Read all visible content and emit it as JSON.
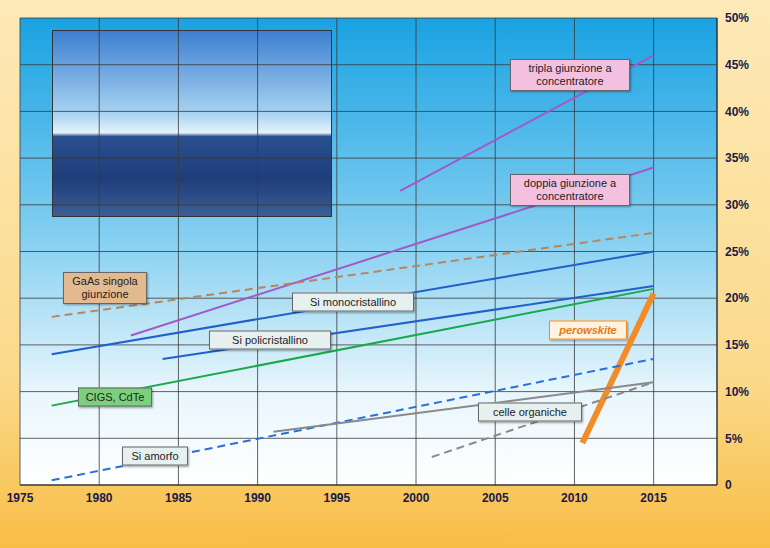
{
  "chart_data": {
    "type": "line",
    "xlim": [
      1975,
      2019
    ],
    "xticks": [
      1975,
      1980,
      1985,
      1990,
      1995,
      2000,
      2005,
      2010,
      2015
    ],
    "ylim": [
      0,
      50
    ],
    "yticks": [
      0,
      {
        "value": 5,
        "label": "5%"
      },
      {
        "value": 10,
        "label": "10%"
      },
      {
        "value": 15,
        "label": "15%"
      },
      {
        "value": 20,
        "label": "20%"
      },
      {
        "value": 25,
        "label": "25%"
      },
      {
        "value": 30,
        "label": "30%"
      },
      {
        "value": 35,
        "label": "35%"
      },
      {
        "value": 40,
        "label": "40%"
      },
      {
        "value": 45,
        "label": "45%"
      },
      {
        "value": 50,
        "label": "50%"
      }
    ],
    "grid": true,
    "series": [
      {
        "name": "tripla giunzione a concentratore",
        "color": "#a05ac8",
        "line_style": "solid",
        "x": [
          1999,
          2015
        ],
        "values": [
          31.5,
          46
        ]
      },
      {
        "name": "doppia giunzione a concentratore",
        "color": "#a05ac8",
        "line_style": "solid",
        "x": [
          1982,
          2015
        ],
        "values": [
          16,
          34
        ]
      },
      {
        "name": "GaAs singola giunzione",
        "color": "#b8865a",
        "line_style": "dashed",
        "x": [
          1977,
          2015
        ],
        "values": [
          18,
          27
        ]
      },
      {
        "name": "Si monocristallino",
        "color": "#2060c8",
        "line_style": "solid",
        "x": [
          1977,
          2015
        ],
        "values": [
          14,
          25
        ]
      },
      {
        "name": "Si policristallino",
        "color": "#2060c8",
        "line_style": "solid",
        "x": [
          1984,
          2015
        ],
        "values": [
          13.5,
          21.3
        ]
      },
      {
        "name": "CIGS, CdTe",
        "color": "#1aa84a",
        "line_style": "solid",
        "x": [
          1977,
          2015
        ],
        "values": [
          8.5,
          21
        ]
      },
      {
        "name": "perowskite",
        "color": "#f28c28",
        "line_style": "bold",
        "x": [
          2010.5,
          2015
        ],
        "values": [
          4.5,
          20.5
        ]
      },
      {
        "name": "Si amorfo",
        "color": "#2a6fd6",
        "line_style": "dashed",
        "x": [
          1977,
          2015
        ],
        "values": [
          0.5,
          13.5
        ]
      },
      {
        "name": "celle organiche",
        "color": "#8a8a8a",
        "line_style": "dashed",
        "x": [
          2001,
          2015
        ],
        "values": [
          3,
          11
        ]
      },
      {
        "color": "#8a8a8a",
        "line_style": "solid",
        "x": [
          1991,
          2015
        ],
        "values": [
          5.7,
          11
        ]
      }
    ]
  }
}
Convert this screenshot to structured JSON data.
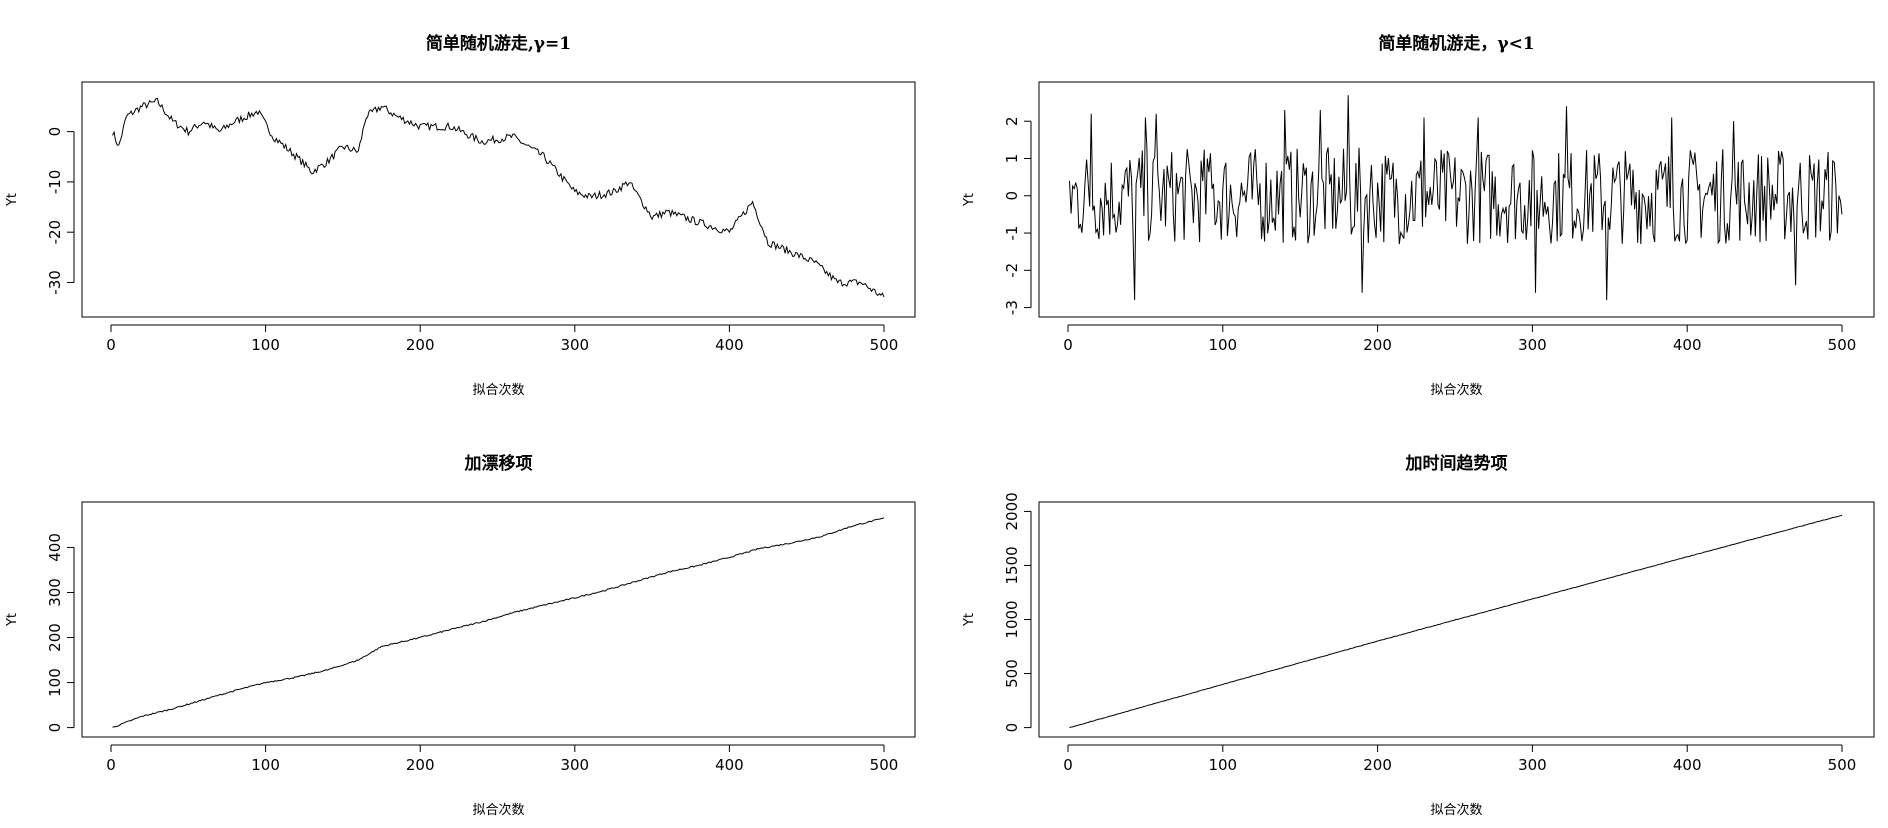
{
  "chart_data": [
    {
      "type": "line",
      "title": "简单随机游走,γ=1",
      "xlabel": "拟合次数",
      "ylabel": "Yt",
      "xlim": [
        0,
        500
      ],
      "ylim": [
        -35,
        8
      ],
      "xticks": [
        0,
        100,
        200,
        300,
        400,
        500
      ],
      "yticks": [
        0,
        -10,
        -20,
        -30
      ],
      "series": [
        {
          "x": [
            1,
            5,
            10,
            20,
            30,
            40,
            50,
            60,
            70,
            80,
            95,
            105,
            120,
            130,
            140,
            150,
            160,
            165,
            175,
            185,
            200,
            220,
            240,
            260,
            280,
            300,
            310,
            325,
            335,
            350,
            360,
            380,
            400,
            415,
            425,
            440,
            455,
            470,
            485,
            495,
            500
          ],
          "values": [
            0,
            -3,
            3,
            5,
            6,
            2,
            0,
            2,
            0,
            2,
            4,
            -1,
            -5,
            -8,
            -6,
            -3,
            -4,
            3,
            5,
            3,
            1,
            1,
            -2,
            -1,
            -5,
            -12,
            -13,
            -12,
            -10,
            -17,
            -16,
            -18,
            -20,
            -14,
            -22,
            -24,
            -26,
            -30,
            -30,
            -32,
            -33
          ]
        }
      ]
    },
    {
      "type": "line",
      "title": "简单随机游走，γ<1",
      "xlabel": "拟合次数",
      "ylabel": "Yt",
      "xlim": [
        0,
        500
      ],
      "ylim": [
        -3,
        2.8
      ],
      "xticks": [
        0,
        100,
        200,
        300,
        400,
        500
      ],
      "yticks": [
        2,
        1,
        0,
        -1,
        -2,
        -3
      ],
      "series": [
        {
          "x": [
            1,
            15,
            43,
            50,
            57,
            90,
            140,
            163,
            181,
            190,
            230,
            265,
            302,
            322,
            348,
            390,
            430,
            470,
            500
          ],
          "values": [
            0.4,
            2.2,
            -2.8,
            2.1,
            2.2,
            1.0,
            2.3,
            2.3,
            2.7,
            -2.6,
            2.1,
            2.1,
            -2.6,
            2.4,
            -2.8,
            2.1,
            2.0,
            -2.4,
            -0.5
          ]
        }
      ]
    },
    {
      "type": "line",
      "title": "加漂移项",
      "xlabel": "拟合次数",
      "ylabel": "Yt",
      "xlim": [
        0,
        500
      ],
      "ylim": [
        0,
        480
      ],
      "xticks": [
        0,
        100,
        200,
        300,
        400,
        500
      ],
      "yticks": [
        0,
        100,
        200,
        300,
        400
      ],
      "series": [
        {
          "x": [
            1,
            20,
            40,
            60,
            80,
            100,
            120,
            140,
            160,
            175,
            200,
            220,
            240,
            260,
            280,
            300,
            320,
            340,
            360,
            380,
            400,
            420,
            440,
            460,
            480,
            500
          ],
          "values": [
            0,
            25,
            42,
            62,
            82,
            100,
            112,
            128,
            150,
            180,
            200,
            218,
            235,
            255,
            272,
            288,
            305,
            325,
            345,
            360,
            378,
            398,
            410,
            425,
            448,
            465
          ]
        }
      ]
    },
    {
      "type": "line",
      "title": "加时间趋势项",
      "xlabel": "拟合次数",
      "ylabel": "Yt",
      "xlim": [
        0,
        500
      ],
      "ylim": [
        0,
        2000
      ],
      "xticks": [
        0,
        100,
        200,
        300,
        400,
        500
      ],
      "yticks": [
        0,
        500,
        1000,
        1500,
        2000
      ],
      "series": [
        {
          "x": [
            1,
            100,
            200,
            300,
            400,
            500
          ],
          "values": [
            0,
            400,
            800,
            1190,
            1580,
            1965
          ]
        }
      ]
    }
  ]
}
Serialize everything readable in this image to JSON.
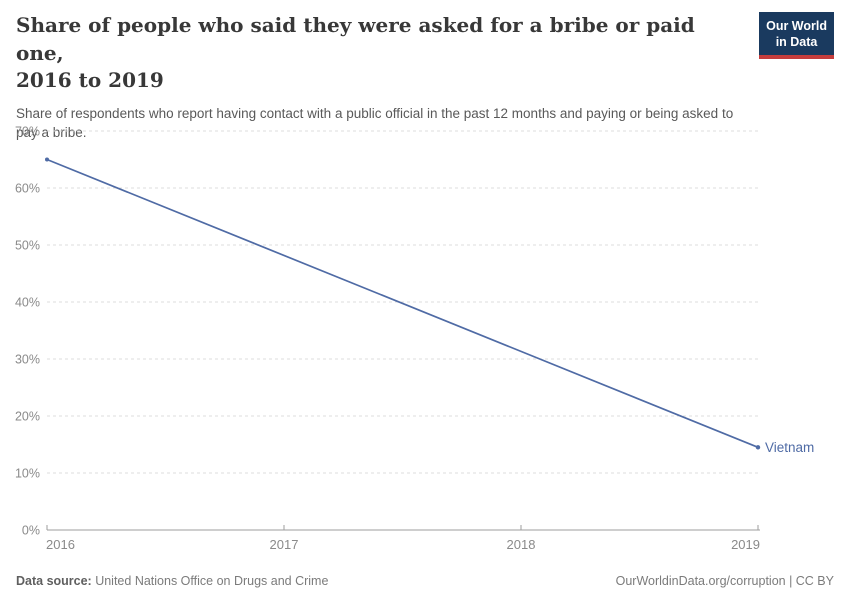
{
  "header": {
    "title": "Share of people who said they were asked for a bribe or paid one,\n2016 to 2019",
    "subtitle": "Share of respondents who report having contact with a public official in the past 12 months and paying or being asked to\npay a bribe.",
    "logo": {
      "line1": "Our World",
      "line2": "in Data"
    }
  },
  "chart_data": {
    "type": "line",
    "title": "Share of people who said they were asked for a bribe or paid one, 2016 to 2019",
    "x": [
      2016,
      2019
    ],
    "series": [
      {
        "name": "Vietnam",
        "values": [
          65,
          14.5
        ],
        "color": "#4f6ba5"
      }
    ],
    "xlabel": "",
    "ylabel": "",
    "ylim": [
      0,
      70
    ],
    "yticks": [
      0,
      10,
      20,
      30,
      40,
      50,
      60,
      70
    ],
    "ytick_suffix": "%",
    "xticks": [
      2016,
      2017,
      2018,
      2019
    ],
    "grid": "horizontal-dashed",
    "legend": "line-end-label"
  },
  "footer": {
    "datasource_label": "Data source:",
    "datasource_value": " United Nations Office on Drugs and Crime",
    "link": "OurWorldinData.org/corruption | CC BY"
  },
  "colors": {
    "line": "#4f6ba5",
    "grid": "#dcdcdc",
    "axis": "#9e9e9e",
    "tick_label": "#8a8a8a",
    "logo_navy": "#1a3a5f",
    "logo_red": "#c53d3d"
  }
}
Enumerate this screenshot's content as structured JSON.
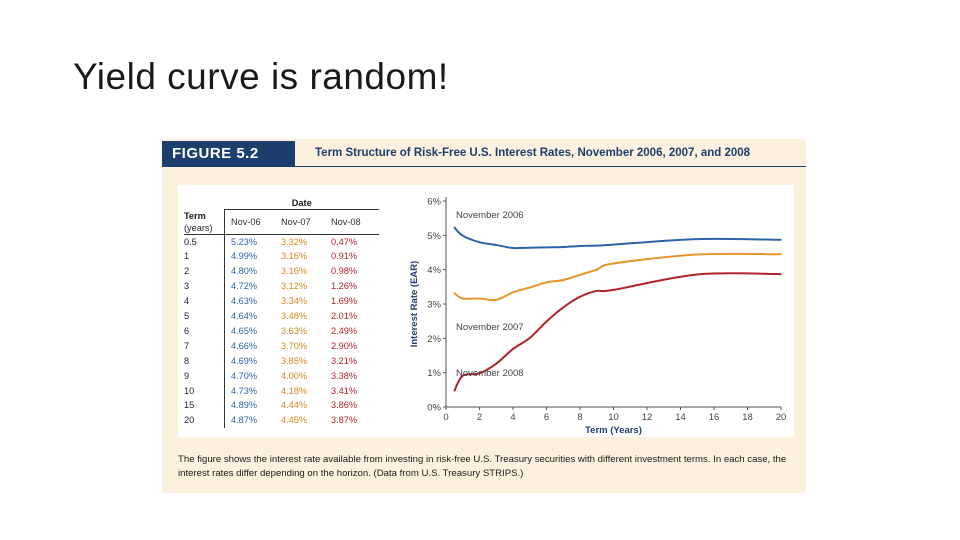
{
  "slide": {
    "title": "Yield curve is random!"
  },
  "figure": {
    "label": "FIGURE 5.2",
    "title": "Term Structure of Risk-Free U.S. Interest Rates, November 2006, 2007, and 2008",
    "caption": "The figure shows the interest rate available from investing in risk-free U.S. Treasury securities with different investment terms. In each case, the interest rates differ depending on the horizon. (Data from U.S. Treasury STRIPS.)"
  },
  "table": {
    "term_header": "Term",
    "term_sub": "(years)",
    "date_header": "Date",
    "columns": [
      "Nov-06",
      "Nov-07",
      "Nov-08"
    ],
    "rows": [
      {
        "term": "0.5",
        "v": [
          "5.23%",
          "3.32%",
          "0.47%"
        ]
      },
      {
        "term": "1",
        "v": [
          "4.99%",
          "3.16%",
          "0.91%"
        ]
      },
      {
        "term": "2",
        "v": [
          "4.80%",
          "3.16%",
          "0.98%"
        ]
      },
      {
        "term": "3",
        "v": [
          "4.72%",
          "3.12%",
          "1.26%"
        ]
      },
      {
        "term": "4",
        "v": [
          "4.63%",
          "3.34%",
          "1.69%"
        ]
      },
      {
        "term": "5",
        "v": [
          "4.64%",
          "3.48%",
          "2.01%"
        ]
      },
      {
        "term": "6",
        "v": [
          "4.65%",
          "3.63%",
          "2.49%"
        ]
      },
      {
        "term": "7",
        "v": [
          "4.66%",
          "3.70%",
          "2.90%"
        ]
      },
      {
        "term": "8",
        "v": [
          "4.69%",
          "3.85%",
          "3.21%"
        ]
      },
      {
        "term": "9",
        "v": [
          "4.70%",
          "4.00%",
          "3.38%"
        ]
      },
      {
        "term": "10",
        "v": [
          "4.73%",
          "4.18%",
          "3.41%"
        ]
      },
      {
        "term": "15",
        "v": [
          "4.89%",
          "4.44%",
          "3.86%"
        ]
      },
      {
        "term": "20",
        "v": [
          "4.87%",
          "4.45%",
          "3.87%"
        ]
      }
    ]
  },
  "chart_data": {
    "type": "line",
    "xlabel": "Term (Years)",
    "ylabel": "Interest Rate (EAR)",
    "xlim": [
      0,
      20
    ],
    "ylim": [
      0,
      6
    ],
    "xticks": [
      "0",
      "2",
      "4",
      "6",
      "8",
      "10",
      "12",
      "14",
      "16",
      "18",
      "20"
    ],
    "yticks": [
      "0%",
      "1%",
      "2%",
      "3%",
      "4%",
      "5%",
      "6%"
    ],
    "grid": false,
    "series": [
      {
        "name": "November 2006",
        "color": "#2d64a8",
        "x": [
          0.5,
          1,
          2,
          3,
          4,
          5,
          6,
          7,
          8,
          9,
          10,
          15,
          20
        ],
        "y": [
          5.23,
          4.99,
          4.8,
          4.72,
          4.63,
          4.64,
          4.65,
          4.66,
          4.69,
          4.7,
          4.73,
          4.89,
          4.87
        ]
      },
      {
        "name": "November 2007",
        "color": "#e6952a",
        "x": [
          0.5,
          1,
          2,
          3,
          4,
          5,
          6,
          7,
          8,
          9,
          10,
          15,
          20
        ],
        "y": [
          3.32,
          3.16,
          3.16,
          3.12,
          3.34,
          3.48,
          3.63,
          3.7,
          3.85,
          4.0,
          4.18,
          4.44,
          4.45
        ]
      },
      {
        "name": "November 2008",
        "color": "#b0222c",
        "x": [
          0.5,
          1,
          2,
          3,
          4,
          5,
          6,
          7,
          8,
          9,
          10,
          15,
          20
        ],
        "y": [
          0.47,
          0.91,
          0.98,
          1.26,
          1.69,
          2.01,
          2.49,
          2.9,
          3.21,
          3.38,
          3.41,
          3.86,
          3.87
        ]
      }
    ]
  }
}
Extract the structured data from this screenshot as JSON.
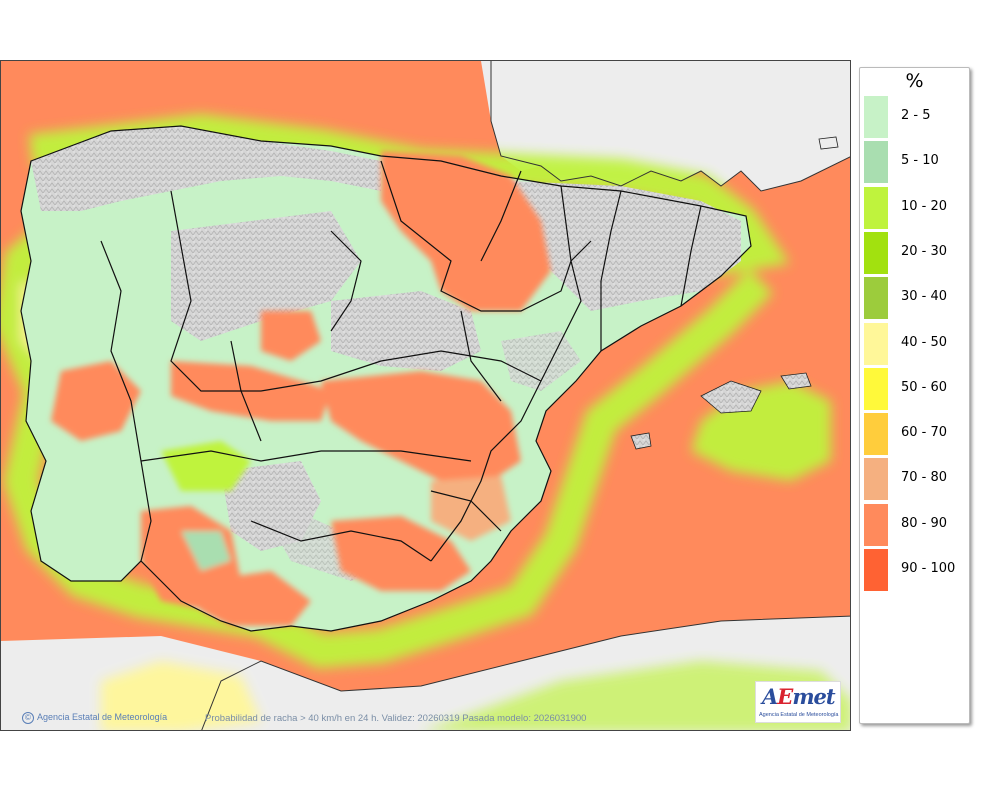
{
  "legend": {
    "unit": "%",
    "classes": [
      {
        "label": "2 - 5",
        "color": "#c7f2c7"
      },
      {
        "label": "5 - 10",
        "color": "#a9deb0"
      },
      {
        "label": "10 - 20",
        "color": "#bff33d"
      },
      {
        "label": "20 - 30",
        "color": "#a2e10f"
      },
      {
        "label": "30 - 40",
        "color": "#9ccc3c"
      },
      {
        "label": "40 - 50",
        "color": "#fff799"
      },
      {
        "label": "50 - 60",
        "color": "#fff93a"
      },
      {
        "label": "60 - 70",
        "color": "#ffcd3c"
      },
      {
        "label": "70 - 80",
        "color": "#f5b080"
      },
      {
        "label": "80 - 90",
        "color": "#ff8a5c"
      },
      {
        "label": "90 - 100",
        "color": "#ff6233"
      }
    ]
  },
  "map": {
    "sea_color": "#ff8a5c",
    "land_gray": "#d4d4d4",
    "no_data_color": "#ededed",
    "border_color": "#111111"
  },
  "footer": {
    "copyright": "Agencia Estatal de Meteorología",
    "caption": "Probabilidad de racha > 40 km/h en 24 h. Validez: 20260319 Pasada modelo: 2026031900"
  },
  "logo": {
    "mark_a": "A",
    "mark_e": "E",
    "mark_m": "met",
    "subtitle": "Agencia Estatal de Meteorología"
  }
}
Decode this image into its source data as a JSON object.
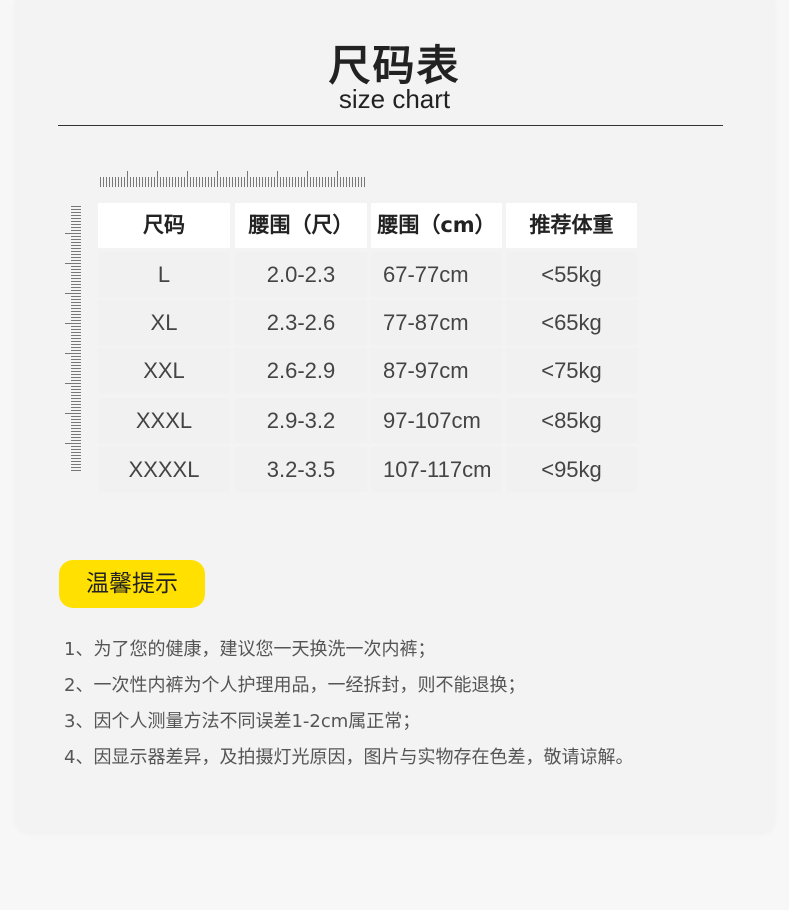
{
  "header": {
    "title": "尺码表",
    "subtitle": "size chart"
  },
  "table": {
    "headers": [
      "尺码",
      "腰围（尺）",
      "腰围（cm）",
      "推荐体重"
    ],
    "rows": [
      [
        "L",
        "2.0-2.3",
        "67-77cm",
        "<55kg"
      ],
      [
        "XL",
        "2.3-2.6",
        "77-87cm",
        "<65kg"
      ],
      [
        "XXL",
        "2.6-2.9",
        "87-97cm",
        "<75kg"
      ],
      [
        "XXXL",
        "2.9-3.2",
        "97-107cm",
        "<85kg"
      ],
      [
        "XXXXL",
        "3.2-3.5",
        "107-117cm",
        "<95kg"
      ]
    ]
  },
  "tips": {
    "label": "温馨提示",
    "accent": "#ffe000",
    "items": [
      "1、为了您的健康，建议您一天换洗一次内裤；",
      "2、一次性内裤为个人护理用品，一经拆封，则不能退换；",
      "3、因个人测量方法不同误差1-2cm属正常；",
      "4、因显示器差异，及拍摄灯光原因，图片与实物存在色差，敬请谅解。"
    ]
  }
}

■ ■ ■ ■

◆ **Exercise**
Go over the records above line by line and count those holding the word "this". Reply only with the number.

◆ **Finished exercise**
5